Extract every line below that contains the word "title".
=== Data to use ===
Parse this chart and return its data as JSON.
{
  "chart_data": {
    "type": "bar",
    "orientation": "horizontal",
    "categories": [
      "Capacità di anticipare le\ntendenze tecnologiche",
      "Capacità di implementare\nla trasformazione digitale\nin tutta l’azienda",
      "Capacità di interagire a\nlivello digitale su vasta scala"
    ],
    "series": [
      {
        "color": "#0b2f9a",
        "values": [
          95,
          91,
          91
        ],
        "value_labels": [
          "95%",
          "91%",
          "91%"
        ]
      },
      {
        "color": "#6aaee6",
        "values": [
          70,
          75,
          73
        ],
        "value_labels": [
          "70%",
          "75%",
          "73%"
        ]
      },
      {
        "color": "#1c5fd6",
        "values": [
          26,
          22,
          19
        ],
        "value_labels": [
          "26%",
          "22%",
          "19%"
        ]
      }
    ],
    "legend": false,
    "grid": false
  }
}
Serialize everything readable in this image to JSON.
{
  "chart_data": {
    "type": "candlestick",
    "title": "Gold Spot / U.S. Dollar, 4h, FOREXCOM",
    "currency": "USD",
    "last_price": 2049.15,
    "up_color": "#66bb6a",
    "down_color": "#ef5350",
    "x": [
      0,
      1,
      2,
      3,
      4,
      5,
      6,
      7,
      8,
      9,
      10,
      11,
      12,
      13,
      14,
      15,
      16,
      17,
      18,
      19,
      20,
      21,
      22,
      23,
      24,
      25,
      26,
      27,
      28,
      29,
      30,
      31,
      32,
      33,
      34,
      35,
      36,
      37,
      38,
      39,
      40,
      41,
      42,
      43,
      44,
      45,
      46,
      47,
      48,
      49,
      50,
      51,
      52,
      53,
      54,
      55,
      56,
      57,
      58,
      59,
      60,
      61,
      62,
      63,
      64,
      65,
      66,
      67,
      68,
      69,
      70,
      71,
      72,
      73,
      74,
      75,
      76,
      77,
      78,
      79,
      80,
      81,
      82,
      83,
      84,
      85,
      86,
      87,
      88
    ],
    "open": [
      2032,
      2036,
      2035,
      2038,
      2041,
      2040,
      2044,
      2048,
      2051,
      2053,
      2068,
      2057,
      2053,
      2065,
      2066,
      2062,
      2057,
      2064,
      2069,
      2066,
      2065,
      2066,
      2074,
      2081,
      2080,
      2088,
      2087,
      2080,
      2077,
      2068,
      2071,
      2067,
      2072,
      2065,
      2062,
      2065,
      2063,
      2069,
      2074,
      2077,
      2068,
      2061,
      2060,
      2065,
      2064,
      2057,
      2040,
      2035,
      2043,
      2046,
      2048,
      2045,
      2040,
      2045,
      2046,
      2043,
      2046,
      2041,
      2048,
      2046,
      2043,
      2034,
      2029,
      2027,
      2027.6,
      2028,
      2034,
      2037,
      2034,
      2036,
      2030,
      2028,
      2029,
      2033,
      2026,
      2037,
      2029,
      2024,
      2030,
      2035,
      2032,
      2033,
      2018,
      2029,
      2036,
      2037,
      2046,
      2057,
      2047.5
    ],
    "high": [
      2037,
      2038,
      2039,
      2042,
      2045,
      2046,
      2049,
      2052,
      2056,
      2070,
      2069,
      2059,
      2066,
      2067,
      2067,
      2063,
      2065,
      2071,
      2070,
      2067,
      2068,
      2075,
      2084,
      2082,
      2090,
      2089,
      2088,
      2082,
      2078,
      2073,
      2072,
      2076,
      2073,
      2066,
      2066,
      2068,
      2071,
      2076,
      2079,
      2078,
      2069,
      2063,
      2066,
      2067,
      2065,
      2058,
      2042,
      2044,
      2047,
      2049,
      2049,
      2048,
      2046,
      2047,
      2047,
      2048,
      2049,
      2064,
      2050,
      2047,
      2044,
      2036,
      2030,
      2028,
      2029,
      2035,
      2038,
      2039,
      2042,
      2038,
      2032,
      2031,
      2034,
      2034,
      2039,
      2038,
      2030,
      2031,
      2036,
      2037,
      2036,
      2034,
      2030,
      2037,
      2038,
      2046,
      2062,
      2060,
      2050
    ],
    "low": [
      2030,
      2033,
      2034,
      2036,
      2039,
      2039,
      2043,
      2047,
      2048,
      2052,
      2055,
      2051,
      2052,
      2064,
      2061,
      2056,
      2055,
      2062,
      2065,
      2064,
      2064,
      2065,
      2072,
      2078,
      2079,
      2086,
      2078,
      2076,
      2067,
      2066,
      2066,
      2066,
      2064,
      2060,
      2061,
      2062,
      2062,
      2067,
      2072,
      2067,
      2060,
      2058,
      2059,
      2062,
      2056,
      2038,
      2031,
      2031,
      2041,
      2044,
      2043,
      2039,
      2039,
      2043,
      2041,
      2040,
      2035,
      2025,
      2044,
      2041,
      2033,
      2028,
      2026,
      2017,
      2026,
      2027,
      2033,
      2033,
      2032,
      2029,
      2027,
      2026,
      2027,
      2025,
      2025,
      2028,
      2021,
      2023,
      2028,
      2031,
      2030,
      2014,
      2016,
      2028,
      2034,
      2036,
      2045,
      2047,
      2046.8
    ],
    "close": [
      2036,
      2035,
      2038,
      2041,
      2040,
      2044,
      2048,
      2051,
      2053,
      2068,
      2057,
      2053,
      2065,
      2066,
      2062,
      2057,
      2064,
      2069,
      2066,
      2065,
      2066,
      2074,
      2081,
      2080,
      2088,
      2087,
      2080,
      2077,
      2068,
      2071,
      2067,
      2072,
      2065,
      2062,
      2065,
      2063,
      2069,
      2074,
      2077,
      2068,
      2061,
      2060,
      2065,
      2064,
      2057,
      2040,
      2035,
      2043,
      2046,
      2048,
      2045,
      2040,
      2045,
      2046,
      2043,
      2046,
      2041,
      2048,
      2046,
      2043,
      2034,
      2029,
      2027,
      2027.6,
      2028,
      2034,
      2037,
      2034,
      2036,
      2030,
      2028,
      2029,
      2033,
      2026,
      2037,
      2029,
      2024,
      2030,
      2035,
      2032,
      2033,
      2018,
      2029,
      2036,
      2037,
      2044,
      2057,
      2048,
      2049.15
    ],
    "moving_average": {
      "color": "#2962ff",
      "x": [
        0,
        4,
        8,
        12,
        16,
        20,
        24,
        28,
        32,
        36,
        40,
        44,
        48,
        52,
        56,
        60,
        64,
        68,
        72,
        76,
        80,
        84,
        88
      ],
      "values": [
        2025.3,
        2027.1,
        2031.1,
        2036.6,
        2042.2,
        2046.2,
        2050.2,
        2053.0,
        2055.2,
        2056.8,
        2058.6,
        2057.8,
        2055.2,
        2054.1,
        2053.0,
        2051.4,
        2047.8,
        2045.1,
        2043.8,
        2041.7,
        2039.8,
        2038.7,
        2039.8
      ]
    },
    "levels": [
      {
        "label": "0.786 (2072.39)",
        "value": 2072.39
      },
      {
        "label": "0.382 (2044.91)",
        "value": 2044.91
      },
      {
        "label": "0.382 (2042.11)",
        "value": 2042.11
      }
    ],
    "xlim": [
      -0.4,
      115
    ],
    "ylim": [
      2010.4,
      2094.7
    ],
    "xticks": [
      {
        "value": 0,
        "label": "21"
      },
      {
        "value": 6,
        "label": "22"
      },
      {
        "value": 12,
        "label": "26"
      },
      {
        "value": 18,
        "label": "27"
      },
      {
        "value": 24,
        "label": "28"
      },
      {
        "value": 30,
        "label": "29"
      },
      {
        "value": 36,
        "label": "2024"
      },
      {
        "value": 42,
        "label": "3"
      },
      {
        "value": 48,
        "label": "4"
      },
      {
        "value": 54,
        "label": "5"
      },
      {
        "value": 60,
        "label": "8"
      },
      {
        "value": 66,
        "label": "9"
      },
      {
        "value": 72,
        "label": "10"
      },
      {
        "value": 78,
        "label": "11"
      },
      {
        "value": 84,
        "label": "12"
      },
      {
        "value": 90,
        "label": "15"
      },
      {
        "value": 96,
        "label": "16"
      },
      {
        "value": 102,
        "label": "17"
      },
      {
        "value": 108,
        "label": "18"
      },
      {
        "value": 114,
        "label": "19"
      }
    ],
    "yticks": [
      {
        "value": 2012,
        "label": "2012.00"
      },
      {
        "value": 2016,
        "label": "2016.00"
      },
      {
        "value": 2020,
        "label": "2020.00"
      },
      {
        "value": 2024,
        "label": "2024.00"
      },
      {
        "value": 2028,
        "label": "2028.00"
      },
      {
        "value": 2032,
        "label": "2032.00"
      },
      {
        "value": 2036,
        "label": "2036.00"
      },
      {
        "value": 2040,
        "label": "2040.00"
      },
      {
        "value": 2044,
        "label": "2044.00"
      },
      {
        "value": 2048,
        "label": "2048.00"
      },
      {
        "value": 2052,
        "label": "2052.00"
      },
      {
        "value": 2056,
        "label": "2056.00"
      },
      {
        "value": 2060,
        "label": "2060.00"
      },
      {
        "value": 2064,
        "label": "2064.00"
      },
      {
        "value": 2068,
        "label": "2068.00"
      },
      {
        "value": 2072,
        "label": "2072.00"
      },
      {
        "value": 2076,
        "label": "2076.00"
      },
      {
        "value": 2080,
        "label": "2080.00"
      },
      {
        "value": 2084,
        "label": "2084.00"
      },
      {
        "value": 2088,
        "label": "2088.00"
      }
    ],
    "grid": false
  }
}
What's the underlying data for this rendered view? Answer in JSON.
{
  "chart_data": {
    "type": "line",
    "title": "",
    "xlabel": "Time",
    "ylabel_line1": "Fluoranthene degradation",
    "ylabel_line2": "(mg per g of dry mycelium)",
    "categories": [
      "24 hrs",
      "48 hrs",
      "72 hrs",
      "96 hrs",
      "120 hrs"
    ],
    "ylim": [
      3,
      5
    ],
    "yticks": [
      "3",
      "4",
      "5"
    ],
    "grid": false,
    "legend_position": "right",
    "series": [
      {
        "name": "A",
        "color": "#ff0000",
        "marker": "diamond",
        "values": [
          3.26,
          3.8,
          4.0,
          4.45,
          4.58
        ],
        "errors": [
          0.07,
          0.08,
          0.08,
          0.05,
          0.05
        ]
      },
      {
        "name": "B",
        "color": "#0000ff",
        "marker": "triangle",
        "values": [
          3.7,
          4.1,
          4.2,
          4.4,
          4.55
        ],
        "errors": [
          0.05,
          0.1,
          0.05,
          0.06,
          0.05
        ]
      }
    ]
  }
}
===
[Answer for this exercise]
    "title": "Gold Spot / U.S. Dollar, 4h, FOREXCOM",
    "title": "",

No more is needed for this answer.